WORK INSTRUCTIONS: Report how many lines contain the word "Investigator"; answer with the number only.

DATASET:
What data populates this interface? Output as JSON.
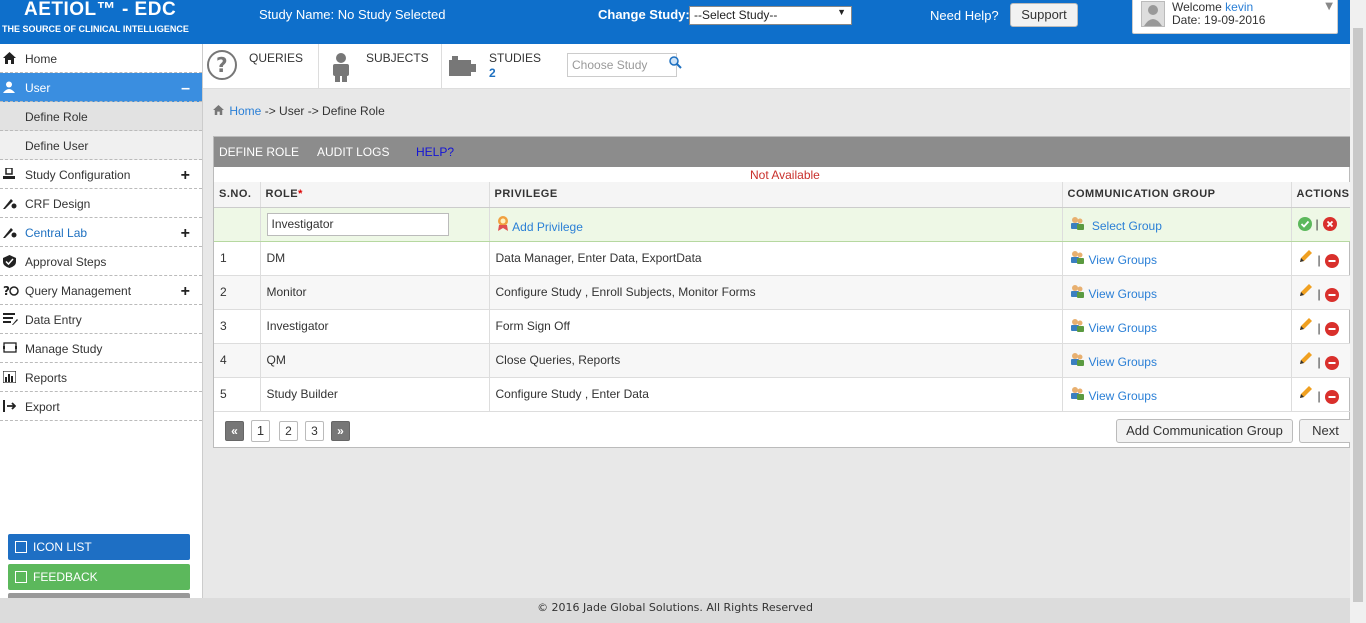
{
  "header": {
    "logo_title": "AETIOL™ - EDC",
    "logo_sub": "THE SOURCE OF CLINICAL INTELLIGENCE",
    "study_name": "Study Name: No Study Selected",
    "change_study_label": "Change Study:",
    "change_study_value": "--Select Study--",
    "need_help": "Need Help?",
    "support": "Support",
    "welcome": "Welcome",
    "user_name": "kevin",
    "date": "Date: 19-09-2016"
  },
  "sidebar": {
    "items": [
      {
        "label": "Home",
        "icon": "home-icon",
        "toggle": ""
      },
      {
        "label": "User",
        "icon": "user-icon",
        "toggle": "–"
      },
      {
        "label": "Define Role",
        "icon": "",
        "toggle": ""
      },
      {
        "label": "Define User",
        "icon": "",
        "toggle": ""
      },
      {
        "label": "Study Configuration",
        "icon": "study-config-icon",
        "toggle": "+"
      },
      {
        "label": "CRF Design",
        "icon": "crf-design-icon",
        "toggle": ""
      },
      {
        "label": "Central Lab",
        "icon": "central-lab-icon",
        "toggle": "+"
      },
      {
        "label": "Approval Steps",
        "icon": "approval-icon",
        "toggle": ""
      },
      {
        "label": "Query Management",
        "icon": "query-icon",
        "toggle": "+"
      },
      {
        "label": "Data Entry",
        "icon": "data-entry-icon",
        "toggle": ""
      },
      {
        "label": "Manage Study",
        "icon": "manage-study-icon",
        "toggle": ""
      },
      {
        "label": "Reports",
        "icon": "reports-icon",
        "toggle": ""
      },
      {
        "label": "Export",
        "icon": "export-icon",
        "toggle": ""
      }
    ],
    "icon_list": "ICON LIST",
    "feedback": "FEEDBACK"
  },
  "topnav": {
    "queries": "QUERIES",
    "subjects": "SUBJECTS",
    "studies": "STUDIES",
    "studies_count": "2",
    "choose_study_placeholder": "Choose Study"
  },
  "breadcrumb": {
    "home": "Home",
    "rest": " -> User -> Define Role"
  },
  "panel": {
    "tabs": [
      "DEFINE ROLE",
      "AUDIT LOGS",
      "HELP?"
    ],
    "status": "Not Available",
    "columns": [
      "S.NO.",
      "ROLE",
      "PRIVILEGE",
      "COMMUNICATION GROUP",
      "ACTIONS"
    ],
    "role_required_mark": "*",
    "edit_row": {
      "role_value": "Investigator",
      "add_privilege": "Add Privilege",
      "select_group": "Select Group"
    },
    "rows": [
      {
        "sno": "1",
        "role": "DM",
        "privilege": "Data Manager, Enter Data, ExportData",
        "group": "View Groups"
      },
      {
        "sno": "2",
        "role": "Monitor",
        "privilege": "Configure Study , Enroll Subjects, Monitor Forms",
        "group": "View Groups"
      },
      {
        "sno": "3",
        "role": "Investigator",
        "privilege": "Form Sign Off",
        "group": "View Groups"
      },
      {
        "sno": "4",
        "role": "QM",
        "privilege": "Close Queries, Reports",
        "group": "View Groups"
      },
      {
        "sno": "5",
        "role": "Study Builder",
        "privilege": "Configure Study , Enter Data",
        "group": "View Groups"
      }
    ],
    "pager": {
      "prev": "«",
      "pages": [
        "1",
        "2",
        "3"
      ],
      "next": "»"
    },
    "add_comm_group": "Add Communication Group",
    "next_button": "Next"
  },
  "footer": "© 2016 Jade Global Solutions. All Rights Reserved",
  "colors": {
    "brand": "#0e6fcb",
    "active_nav": "#3a8ee0",
    "link": "#2a7fd6",
    "icon_list": "#1e6fc4",
    "feedback": "#5cb85c"
  }
}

FINAL RESULT: 2